Figure dataset records
--- Begin ---
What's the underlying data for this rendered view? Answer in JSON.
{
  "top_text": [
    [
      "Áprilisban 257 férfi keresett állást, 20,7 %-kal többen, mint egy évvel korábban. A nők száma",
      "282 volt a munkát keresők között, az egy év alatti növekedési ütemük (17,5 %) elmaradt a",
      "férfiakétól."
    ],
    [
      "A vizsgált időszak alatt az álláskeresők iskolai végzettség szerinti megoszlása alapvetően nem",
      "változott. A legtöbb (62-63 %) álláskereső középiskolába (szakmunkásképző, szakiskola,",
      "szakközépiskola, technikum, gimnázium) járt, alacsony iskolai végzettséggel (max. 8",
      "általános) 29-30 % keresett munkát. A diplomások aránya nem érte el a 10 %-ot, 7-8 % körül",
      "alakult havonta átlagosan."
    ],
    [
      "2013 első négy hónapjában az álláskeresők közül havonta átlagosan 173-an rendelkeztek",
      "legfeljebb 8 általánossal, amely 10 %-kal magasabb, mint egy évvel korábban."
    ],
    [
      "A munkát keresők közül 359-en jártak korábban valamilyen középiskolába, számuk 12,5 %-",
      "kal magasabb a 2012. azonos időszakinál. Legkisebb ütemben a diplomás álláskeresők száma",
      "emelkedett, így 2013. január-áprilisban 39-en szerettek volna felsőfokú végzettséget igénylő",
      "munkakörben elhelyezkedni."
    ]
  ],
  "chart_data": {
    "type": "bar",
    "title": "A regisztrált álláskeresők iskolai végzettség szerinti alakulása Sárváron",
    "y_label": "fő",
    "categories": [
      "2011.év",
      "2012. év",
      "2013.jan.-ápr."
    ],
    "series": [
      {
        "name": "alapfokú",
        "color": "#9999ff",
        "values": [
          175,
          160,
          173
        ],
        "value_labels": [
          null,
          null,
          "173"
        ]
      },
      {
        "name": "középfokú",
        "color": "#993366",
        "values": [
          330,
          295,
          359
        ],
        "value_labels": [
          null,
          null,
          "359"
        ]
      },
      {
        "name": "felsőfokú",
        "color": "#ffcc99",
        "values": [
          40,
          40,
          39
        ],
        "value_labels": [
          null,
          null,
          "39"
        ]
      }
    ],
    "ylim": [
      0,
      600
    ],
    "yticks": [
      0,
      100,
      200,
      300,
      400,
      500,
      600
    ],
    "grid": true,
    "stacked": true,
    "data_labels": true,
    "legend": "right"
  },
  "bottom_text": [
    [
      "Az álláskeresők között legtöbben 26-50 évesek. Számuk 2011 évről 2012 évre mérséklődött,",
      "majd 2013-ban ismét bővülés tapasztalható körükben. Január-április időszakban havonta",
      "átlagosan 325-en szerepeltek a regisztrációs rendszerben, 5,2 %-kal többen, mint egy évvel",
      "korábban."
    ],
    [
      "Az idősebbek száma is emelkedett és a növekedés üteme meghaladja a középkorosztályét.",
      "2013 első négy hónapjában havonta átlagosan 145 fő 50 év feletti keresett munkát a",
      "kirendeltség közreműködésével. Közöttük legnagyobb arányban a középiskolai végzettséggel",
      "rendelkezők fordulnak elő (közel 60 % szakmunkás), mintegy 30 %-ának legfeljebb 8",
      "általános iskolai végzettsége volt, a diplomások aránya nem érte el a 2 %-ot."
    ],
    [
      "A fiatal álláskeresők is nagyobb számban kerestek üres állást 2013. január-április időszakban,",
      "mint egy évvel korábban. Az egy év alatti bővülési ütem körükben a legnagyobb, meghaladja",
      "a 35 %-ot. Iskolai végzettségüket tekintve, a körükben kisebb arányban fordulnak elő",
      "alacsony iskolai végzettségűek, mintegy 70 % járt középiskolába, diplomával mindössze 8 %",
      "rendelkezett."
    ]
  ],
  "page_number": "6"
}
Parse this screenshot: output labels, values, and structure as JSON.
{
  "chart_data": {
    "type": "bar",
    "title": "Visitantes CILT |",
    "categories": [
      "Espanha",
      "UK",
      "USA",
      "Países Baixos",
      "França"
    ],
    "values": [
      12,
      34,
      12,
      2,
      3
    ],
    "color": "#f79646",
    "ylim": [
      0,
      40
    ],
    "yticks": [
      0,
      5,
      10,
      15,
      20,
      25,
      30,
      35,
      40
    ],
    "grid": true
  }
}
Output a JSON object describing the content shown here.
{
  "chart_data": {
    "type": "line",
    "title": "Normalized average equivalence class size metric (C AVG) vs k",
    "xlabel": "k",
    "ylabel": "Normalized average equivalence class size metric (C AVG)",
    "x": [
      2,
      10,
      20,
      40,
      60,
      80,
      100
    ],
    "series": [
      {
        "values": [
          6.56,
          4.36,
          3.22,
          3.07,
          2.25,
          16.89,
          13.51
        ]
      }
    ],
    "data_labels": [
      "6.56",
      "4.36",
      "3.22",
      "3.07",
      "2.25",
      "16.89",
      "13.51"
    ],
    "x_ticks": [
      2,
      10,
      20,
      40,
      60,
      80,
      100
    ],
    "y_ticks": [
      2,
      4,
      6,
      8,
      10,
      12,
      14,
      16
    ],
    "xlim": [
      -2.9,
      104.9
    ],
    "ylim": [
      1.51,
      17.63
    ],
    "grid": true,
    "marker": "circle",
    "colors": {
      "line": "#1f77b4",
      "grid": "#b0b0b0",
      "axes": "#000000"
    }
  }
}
--- End ---
PROBLEM REQUIREMENTS
Copy every line of the listing containing the string "korábban".

ANSWER FOR THE TASK
      "Áprilisban 257 férfi keresett állást, 20,7 %-kal többen, mint egy évvel korábban. A nők száma",
      "legfeljebb 8 általánossal, amely 10 %-kal magasabb, mint egy évvel korábban."
      "A munkát keresők közül 359-en jártak korábban valamilyen középiskolába, számuk 12,5 %-",
      "korábban."
      "mint egy évvel korábban. Az egy év alatti bővülési ütem körükben a legnagyobb, meghaladja",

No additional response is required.